[Excerpts from an interface dataset]
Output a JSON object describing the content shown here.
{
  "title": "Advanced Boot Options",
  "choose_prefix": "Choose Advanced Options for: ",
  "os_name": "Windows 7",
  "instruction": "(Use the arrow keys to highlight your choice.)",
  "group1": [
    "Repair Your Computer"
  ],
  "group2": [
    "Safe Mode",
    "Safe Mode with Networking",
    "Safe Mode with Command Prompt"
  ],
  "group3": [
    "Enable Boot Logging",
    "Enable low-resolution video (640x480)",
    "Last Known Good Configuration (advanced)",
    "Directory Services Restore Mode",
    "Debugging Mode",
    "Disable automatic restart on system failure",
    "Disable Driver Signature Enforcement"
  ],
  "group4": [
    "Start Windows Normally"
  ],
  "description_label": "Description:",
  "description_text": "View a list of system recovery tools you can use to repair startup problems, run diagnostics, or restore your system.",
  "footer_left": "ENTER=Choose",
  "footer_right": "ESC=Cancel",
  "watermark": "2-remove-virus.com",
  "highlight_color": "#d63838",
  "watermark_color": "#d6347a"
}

-- Task details --
Give the number of lines in the entries that include the string "Windows", and nothing more.

-- Output for this exercise --
2